Faithfully return all lines, omitting every embedded picture.

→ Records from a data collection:
────────────────────

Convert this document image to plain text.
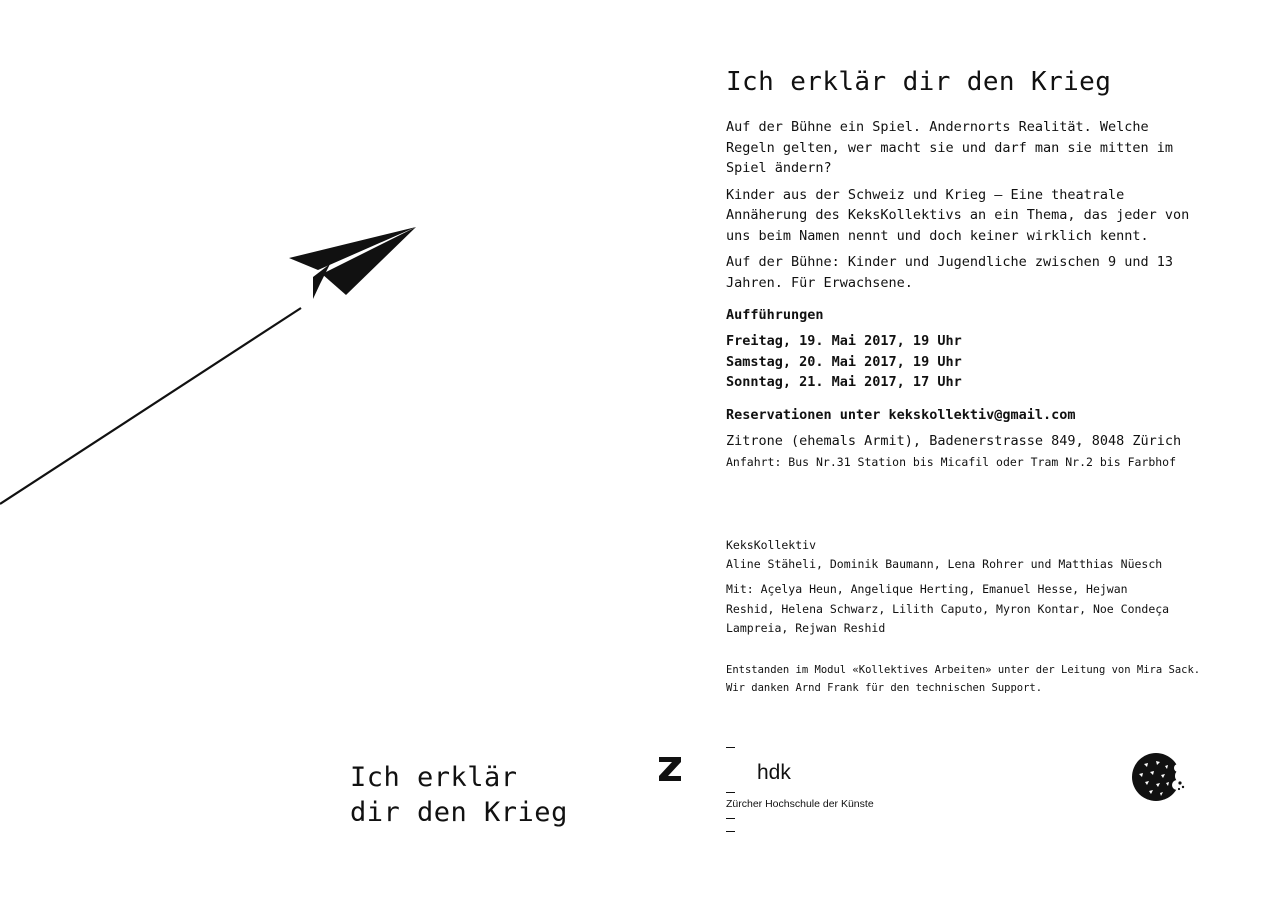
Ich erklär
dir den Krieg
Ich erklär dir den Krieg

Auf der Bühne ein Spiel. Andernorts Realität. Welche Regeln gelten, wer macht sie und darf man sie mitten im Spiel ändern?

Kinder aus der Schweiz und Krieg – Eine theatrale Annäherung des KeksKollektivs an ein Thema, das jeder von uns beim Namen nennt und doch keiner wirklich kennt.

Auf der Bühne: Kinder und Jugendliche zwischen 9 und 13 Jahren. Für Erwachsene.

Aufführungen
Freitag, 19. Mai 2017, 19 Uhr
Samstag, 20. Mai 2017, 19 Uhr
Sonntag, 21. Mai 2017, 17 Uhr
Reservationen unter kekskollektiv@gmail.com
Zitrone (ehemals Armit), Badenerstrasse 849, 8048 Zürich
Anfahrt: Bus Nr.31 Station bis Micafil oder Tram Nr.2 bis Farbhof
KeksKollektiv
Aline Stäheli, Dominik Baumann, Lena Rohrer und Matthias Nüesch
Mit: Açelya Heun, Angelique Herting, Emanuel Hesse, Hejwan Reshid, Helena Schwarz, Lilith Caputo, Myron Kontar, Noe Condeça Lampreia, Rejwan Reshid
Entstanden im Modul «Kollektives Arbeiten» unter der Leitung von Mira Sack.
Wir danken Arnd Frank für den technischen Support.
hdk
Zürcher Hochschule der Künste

────────────────────

→ RIGHT ANSWER:
Convert this document image to plain text.
Ich erklär
dir den Krieg
Ich erklär dir den Krieg

Auf der Bühne ein Spiel. Andernorts Realität. Welche Regeln gelten, wer macht sie und darf man sie mitten im Spiel ändern?

Kinder aus der Schweiz und Krieg – Eine theatrale Annäherung des KeksKollektivs an ein Thema, das jeder von uns beim Namen nennt und doch keiner wirklich kennt.

Auf der Bühne: Kinder und Jugendliche zwischen 9 und 13 Jahren. Für Erwachsene.

Aufführungen
Freitag, 19. Mai 2017, 19 Uhr
Samstag, 20. Mai 2017, 19 Uhr
Sonntag, 21. Mai 2017, 17 Uhr
Reservationen unter kekskollektiv@gmail.com
Zitrone (ehemals Armit), Badenerstrasse 849, 8048 Zürich
Anfahrt: Bus Nr.31 Station bis Micafil oder Tram Nr.2 bis Farbhof
KeksKollektiv
Aline Stäheli, Dominik Baumann, Lena Rohrer und Matthias Nüesch
Mit: Açelya Heun, Angelique Herting, Emanuel Hesse, Hejwan Reshid, Helena Schwarz, Lilith Caputo, Myron Kontar, Noe Condeça Lampreia, Rejwan Reshid
Entstanden im Modul «Kollektives Arbeiten» unter der Leitung von Mira Sack.
Wir danken Arnd Frank für den technischen Support.
hdk
Zürcher Hochschule der Künste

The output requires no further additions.